What the task asks - Every entry that follows needs to be repeated exactly.

Exercise input -
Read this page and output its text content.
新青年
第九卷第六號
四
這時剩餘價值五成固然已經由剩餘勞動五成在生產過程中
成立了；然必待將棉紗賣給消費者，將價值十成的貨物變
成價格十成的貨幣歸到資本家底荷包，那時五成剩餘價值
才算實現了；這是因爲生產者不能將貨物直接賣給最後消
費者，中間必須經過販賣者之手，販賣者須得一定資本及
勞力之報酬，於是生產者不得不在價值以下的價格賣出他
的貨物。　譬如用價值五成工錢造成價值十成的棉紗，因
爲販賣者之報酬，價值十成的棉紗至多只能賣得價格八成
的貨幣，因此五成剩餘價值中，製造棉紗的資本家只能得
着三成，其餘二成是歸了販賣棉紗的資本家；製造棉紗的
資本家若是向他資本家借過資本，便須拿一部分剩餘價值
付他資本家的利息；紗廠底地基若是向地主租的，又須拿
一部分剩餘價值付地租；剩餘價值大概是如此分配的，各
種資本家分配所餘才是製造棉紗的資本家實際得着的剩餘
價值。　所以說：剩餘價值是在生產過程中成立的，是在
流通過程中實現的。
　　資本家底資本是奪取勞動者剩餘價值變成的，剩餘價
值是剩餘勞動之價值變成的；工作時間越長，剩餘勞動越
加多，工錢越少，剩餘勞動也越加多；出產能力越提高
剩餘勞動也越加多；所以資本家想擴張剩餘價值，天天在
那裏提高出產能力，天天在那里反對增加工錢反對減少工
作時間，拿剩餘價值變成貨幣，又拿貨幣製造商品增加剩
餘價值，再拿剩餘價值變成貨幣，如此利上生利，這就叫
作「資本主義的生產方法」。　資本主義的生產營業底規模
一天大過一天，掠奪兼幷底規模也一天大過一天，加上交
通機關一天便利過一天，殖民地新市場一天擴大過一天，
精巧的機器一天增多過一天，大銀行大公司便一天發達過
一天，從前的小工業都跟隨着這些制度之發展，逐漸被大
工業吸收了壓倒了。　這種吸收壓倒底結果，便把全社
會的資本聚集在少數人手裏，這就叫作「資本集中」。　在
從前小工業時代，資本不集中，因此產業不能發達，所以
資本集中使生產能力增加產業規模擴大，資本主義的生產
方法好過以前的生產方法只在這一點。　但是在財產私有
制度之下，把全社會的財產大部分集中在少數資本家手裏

Task solution -
Read this page and output its text content.
新青年
第九卷第六號
四
這時剩餘價值五成固然已經由剩餘勞動五成在生產過程中
成立了；然必待將棉紗賣給消費者，將價值十成的貨物變
成價格十成的貨幣歸到資本家底荷包，那時五成剩餘價值
才算實現了；這是因爲生產者不能將貨物直接賣給最後消
費者，中間必須經過販賣者之手，販賣者須得一定資本及
勞力之報酬，於是生產者不得不在價值以下的價格賣出他
的貨物。　譬如用價值五成工錢造成價值十成的棉紗，因
爲販賣者之報酬，價值十成的棉紗至多只能賣得價格八成
的貨幣，因此五成剩餘價值中，製造棉紗的資本家只能得
着三成，其餘二成是歸了販賣棉紗的資本家；製造棉紗的
資本家若是向他資本家借過資本，便須拿一部分剩餘價值
付他資本家的利息；紗廠底地基若是向地主租的，又須拿
一部分剩餘價值付地租；剩餘價值大概是如此分配的，各
種資本家分配所餘才是製造棉紗的資本家實際得着的剩餘
價值。　所以說：剩餘價值是在生產過程中成立的，是在
流通過程中實現的。
　　資本家底資本是奪取勞動者剩餘價值變成的，剩餘價
值是剩餘勞動之價值變成的；工作時間越長，剩餘勞動越
加多，工錢越少，剩餘勞動也越加多；出產能力越提高
剩餘勞動也越加多；所以資本家想擴張剩餘價值，天天在
那裏提高出產能力，天天在那里反對增加工錢反對減少工
作時間，拿剩餘價值變成貨幣，又拿貨幣製造商品增加剩
餘價值，再拿剩餘價值變成貨幣，如此利上生利，這就叫
作「資本主義的生產方法」。　資本主義的生產營業底規模
一天大過一天，掠奪兼幷底規模也一天大過一天，加上交
通機關一天便利過一天，殖民地新市場一天擴大過一天，
精巧的機器一天增多過一天，大銀行大公司便一天發達過
一天，從前的小工業都跟隨着這些制度之發展，逐漸被大
工業吸收了壓倒了。　這種吸收壓倒底結果，便把全社
會的資本聚集在少數人手裏，這就叫作「資本集中」。　在
從前小工業時代，資本不集中，因此產業不能發達，所以
資本集中使生產能力增加產業規模擴大，資本主義的生產
方法好過以前的生產方法只在這一點。　但是在財產私有
制度之下，把全社會的財產大部分集中在少數資本家手裏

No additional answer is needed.